*TASK DETAILS*: Where a line of the material contains the string "предпринимательства", copy that line.

────────────────

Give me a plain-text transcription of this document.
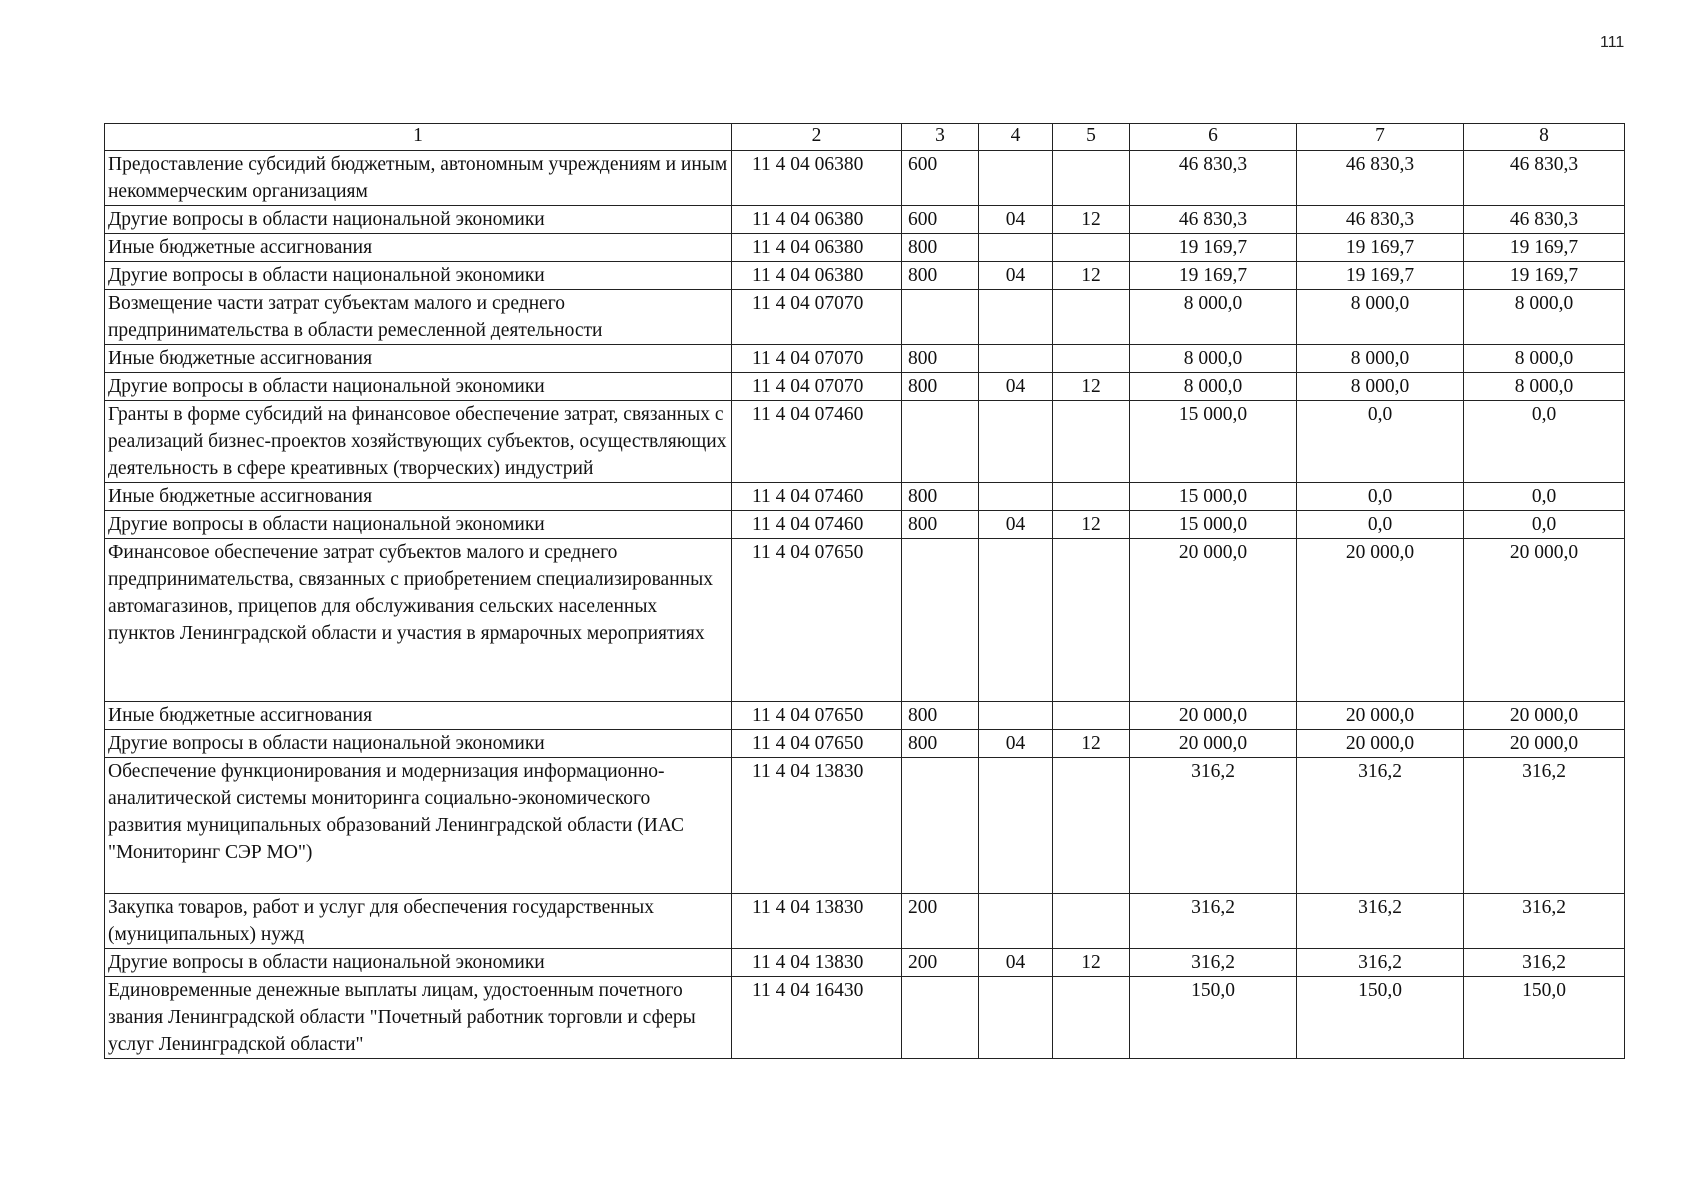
111
1	2	3	4	5	6	7	8
Предоставление субсидий бюджетным, автономным учреждениям и иным некоммерческим организациям	11 4 04 06380	600			46 830,3	46 830,3	46 830,3
Другие вопросы в области национальной экономики	11 4 04 06380	600	04	12	46 830,3	46 830,3	46 830,3
Иные бюджетные ассигнования	11 4 04 06380	800			19 169,7	19 169,7	19 169,7
Другие вопросы в области национальной экономики	11 4 04 06380	800	04	12	19 169,7	19 169,7	19 169,7
Возмещение части затрат субъектам малого и среднего предпринимательства в области ремесленной деятельности	11 4 04 07070				8 000,0	8 000,0	8 000,0
Иные бюджетные ассигнования	11 4 04 07070	800			8 000,0	8 000,0	8 000,0
Другие вопросы в области национальной экономики	11 4 04 07070	800	04	12	8 000,0	8 000,0	8 000,0
Гранты в форме субсидий на финансовое обеспечение затрат, связанных с реализаций бизнес-проектов хозяйствующих субъектов, осуществляющих деятельность в сфере креативных (творческих) индустрий	11 4 04 07460				15 000,0	0,0	0,0
Иные бюджетные ассигнования	11 4 04 07460	800			15 000,0	0,0	0,0
Другие вопросы в области национальной экономики	11 4 04 07460	800	04	12	15 000,0	0,0	0,0
Финансовое обеспечение затрат субъектов малого и среднего предпринимательства, связанных с приобретением специализированных автомагазинов, прицепов для обслуживания сельских населенных пунктов Ленинградской области и участия в ярмарочных мероприятиях	11 4 04 07650				20 000,0	20 000,0	20 000,0
Иные бюджетные ассигнования	11 4 04 07650	800			20 000,0	20 000,0	20 000,0
Другие вопросы в области национальной экономики	11 4 04 07650	800	04	12	20 000,0	20 000,0	20 000,0
Обеспечение функционирования и модернизация информационно-аналитической системы мониторинга социально-экономического развития муниципальных образований Ленинградской области (ИАС "Мониторинг СЭР МО")	11 4 04 13830				316,2	316,2	316,2
Закупка товаров, работ и услуг для обеспечения государственных (муниципальных) нужд	11 4 04 13830	200			316,2	316,2	316,2
Другие вопросы в области национальной экономики	11 4 04 13830	200	04	12	316,2	316,2	316,2
Единовременные денежные выплаты лицам, удостоенным почетного звания Ленинградской области "Почетный работник торговли и сферы услуг Ленинградской области"	11 4 04 16430				150,0	150,0	150,0
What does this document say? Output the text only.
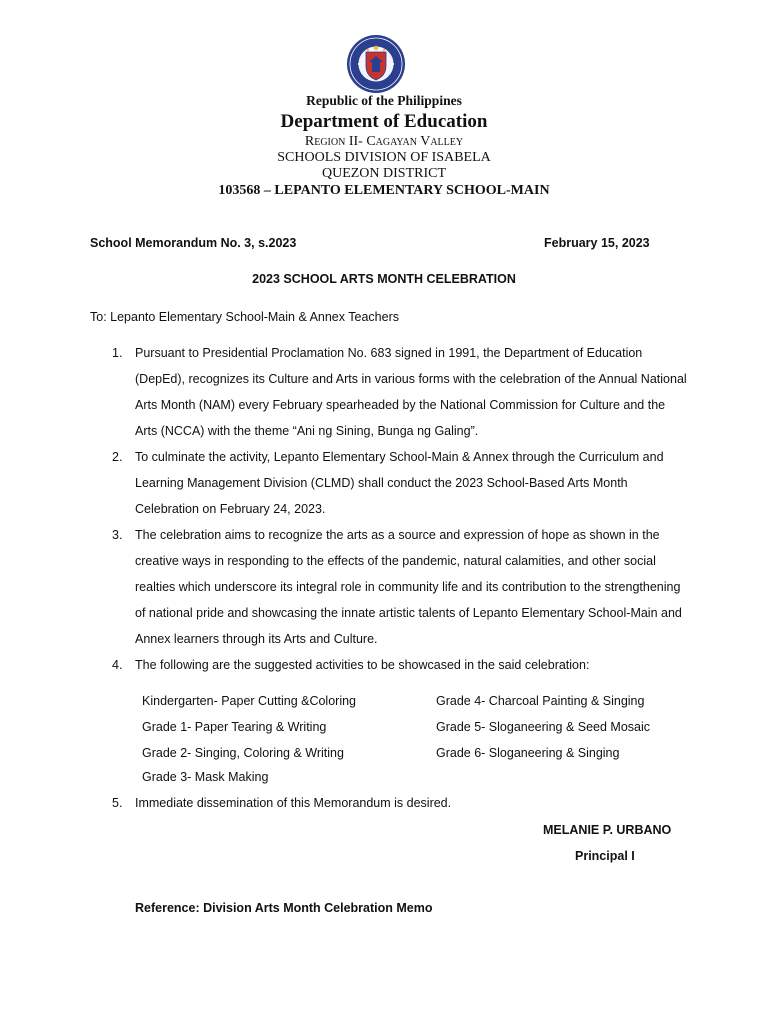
Republic of the Philippines
Department of Education
Region II- Cagayan Valley
SCHOOLS DIVISION OF ISABELA
QUEZON DISTRICT
103568 – LEPANTO ELEMENTARY SCHOOL-MAIN
School Memorandum No. 3, s.2023	February 15, 2023
2023 SCHOOL ARTS MONTH CELEBRATION
To: Lepanto Elementary School-Main & Annex Teachers
1. Pursuant to Presidential Proclamation No. 683 signed in 1991, the Department of Education (DepEd), recognizes its Culture and Arts in various forms with the celebration of the Annual National Arts Month (NAM) every February spearheaded by the National Commission for Culture and the Arts (NCCA) with the theme “Ani ng Sining, Bunga ng Galing”.
2. To culminate the activity, Lepanto Elementary School-Main & Annex through the Curriculum and Learning Management Division (CLMD) shall conduct the 2023 School-Based Arts Month Celebration on February 24, 2023.
3. The celebration aims to recognize the arts as a source and expression of hope as shown in the creative ways in responding to the effects of the pandemic, natural calamities, and other social realties which underscore its integral role in community life and its contribution to the strengthening of national pride and showcasing the innate artistic talents of Lepanto Elementary School-Main and Annex learners through its Arts and Culture.
4. The following are the suggested activities to be showcased in the said celebration:
Kindergarten- Paper Cutting &Coloring
Grade 1- Paper Tearing & Writing
Grade 2- Singing, Coloring & Writing
Grade 3- Mask Making
Grade 4- Charcoal Painting & Singing
Grade 5- Sloganeering & Seed Mosaic
Grade 6- Sloganeering & Singing
5. Immediate dissemination of this Memorandum is desired.
MELANIE P. URBANO
Principal I
Reference: Division Arts Month Celebration Memo
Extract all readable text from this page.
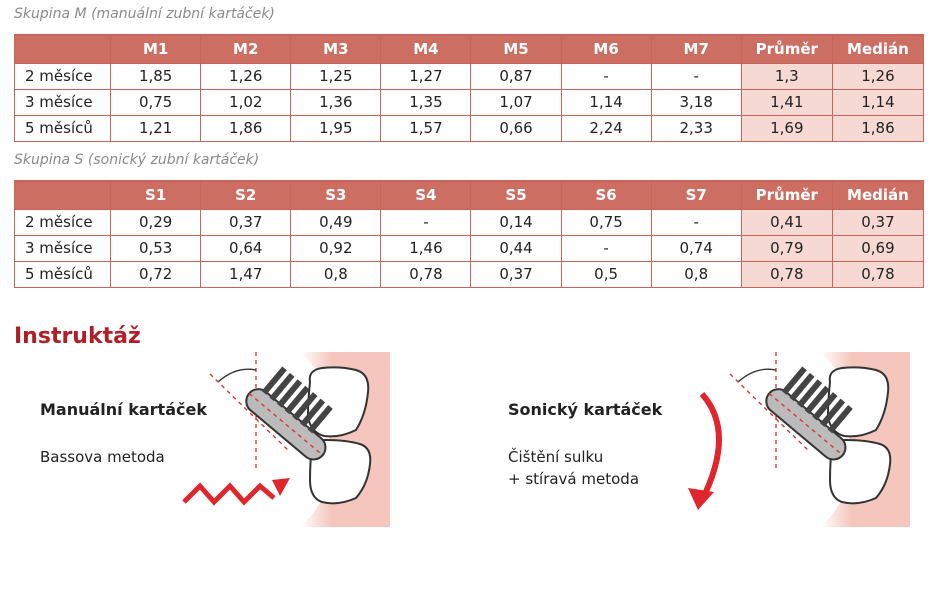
Skupina M (manuální zubní kartáček)
	M1	M2	M3	M4	M5	M6	M7	Průměr	Medián
2 měsíce	1,85	1,26	1,25	1,27	0,87	-	-	1,3	1,26
3 měsíce	0,75	1,02	1,36	1,35	1,07	1,14	3,18	1,41	1,14
5 měsíců	1,21	1,86	1,95	1,57	0,66	2,24	2,33	1,69	1,86
Skupina S (sonický zubní kartáček)
	S1	S2	S3	S4	S5	S6	S7	Průměr	Medián
2 měsíce	0,29	0,37	0,49	-	0,14	0,75	-	0,41	0,37
3 měsíce	0,53	0,64	0,92	1,46	0,44	-	0,74	0,79	0,69
5 měsíců	0,72	1,47	0,8	0,78	0,37	0,5	0,8	0,78	0,78
Instruktáž
Manuální kartáček
Bassova metoda
Sonický kartáček
Čištění sulku
+ stíravá metoda
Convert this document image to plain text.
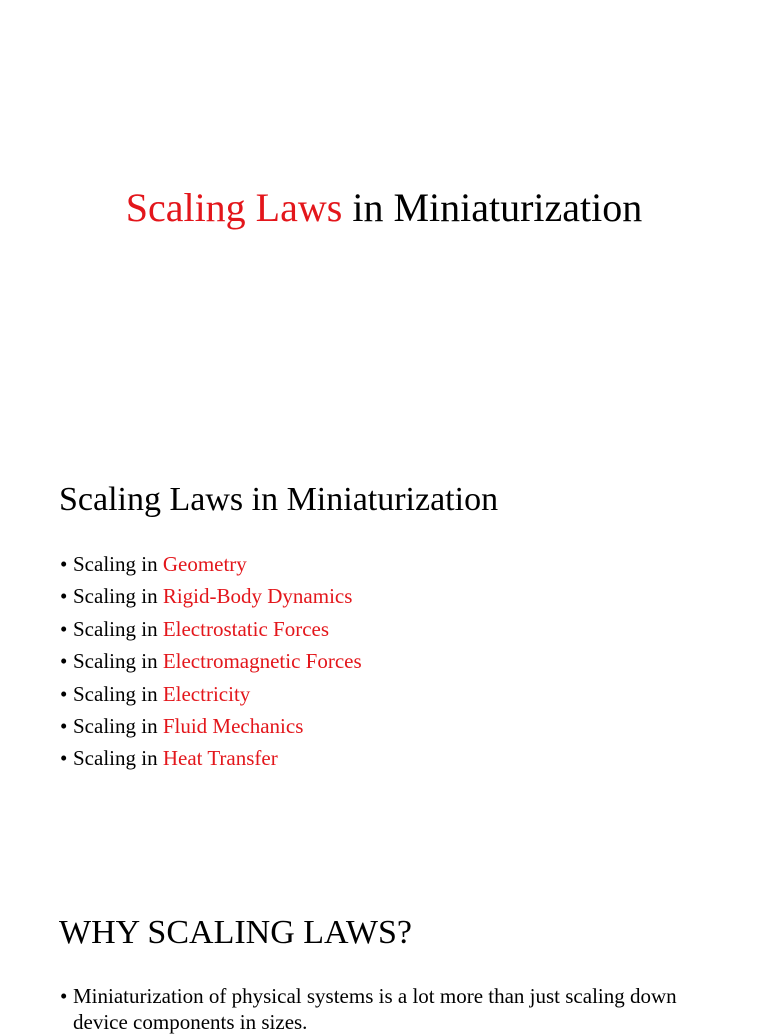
Scaling Laws in Miniaturization
Scaling Laws in Miniaturization
• Scaling in Geometry
• Scaling in Rigid-Body Dynamics
• Scaling in Electrostatic Forces
• Scaling in Electromagnetic Forces
• Scaling in Electricity
• Scaling in Fluid Mechanics
• Scaling in Heat Transfer
WHY SCALING LAWS?
• Miniaturization of physical systems is a lot more than just scaling down device components in sizes.
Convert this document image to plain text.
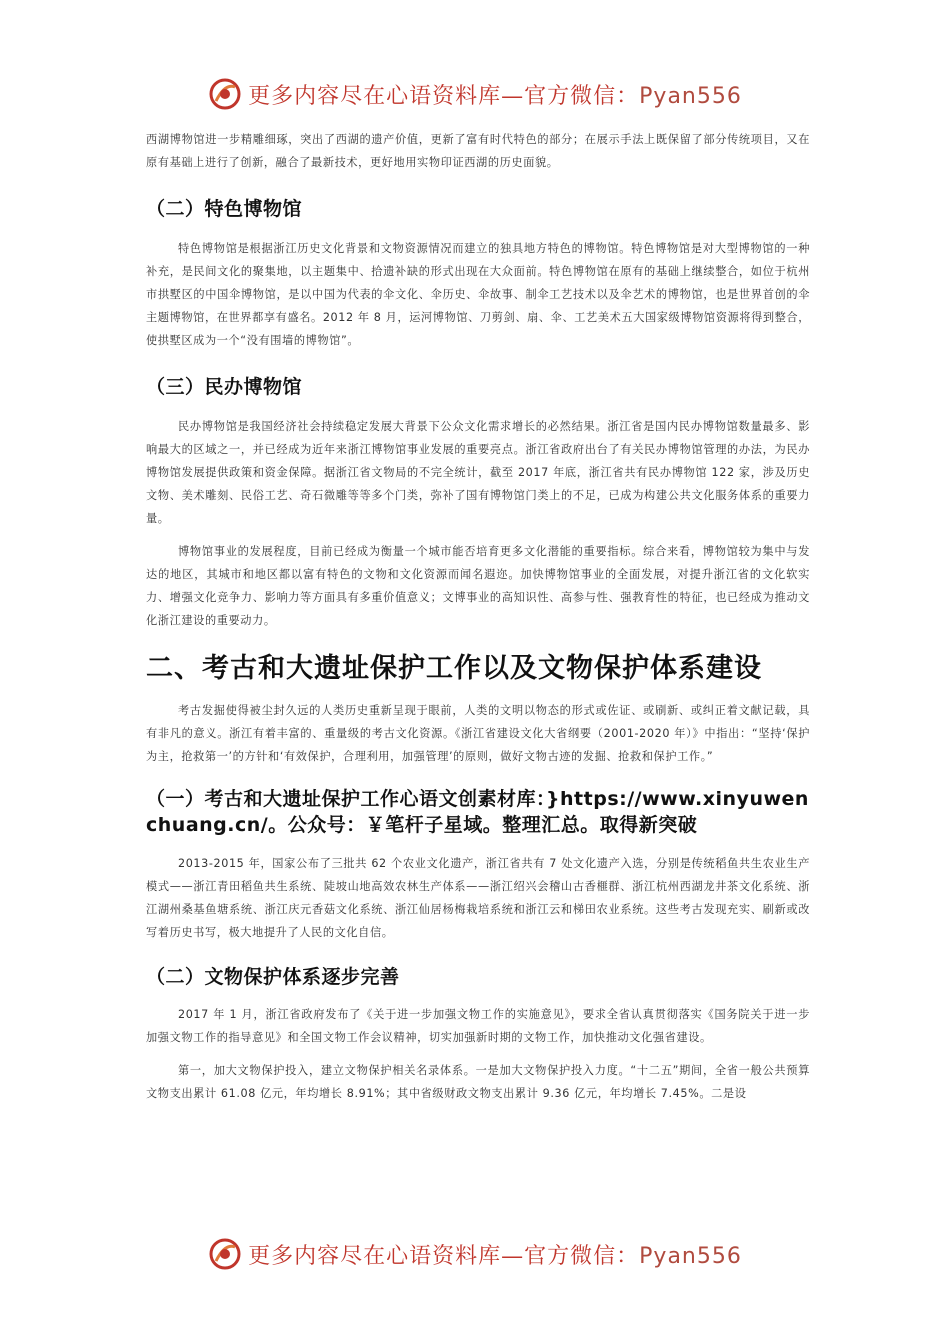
更多内容尽在心语资料库—官方微信：Pyan556

西湖博物馆进一步精雕细琢，突出了西湖的遗产价值，更新了富有时代特色的部分；在展示手法上既保留了部分传统项目，又在原有基础上进行了创新，融合了最新技术，更好地用实物印证西湖的历史面貌。

（二）特色博物馆

特色博物馆是根据浙江历史文化背景和文物资源情况而建立的独具地方特色的博物馆。特色博物馆是对大型博物馆的一种补充，是民间文化的聚集地，以主题集中、拾遗补缺的形式出现在大众面前。特色博物馆在原有的基础上继续整合，如位于杭州市拱墅区的中国伞博物馆，是以中国为代表的伞文化、伞历史、伞故事、制伞工艺技术以及伞艺术的博物馆，也是世界首创的伞主题博物馆，在世界都享有盛名。2012 年 8 月，运河博物馆、刀剪剑、扇、伞、工艺美术五大国家级博物馆资源将得到整合，使拱墅区成为一个“没有围墙的博物馆”。

（三）民办博物馆

民办博物馆是我国经济社会持续稳定发展大背景下公众文化需求增长的必然结果。浙江省是国内民办博物馆数量最多、影响最大的区域之一，并已经成为近年来浙江博物馆事业发展的重要亮点。浙江省政府出台了有关民办博物馆管理的办法，为民办博物馆发展提供政策和资金保障。据浙江省文物局的不完全统计，截至 2017 年底，浙江省共有民办博物馆 122 家，涉及历史文物、美术雕刻、民俗工艺、奇石微雕等等多个门类，弥补了国有博物馆门类上的不足，已成为构建公共文化服务体系的重要力量。

博物馆事业的发展程度，目前已经成为衡量一个城市能否培育更多文化潜能的重要指标。综合来看，博物馆较为集中与发达的地区，其城市和地区都以富有特色的文物和文化资源而闻名遐迩。加快博物馆事业的全面发展，对提升浙江省的文化软实力、增强文化竞争力、影响力等方面具有多重价值意义；文博事业的高知识性、高参与性、强教育性的特征，也已经成为推动文化浙江建设的重要动力。

二、考古和大遗址保护工作以及文物保护体系建设

考古发掘使得被尘封久远的人类历史重新呈现于眼前，人类的文明以物态的形式或佐证、或刷新、或纠正着文献记载，具有非凡的意义。浙江有着丰富的、重量级的考古文化资源。《浙江省建设文化大省纲要（2001-2020 年）》中指出：“坚持‘保护为主，抢救第一’的方针和‘有效保护，合理利用，加强管理’的原则，做好文物古迹的发掘、抢救和保护工作。”

（一）考古和大遗址保护工作心语文创素材库：}https://www.xinyuwenchuang.cn/。公众号：￥笔杆子星域。整理汇总。取得新突破

2013-2015 年，国家公布了三批共 62 个农业文化遗产，浙江省共有 7 处文化遗产入选，分别是传统稻鱼共生农业生产模式——浙江青田稻鱼共生系统、陡坡山地高效农林生产体系——浙江绍兴会稽山古香榧群、浙江杭州西湖龙井茶文化系统、浙江湖州桑基鱼塘系统、浙江庆元香菇文化系统、浙江仙居杨梅栽培系统和浙江云和梯田农业系统。这些考古发现充实、刷新或改写着历史书写，极大地提升了人民的文化自信。

（二）文物保护体系逐步完善

2017 年 1 月，浙江省政府发布了《关于进一步加强文物工作的实施意见》，要求全省认真贯彻落实《国务院关于进一步加强文物工作的指导意见》和全国文物工作会议精神，切实加强新时期的文物工作，加快推动文化强省建设。

第一，加大文物保护投入，建立文物保护相关名录体系。一是加大文物保护投入力度。“十二五”期间，全省一般公共预算文物支出累计 61.08 亿元，年均增长 8.91%；其中省级财政文物支出累计 9.36 亿元，年均增长 7.45%。二是设

更多内容尽在心语资料库—官方微信：Pyan556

────────────────

*THE ANSWER*:
Возмещение части затрат субъектам малого и среднего предпринимательства в области ремесленной деятельности	11 4 04 07070				8 000,0	8 000,0	8 000,0
Финансовое обеспечение затрат субъектов малого и среднего предпринимательства, связанных с приобретением специализированных автомагазинов, прицепов для обслуживания сельских населенных пунктов Ленинградской области и участия в ярмарочных мероприятиях	11 4 04 07650				20 000,0	20 000,0	20 000,0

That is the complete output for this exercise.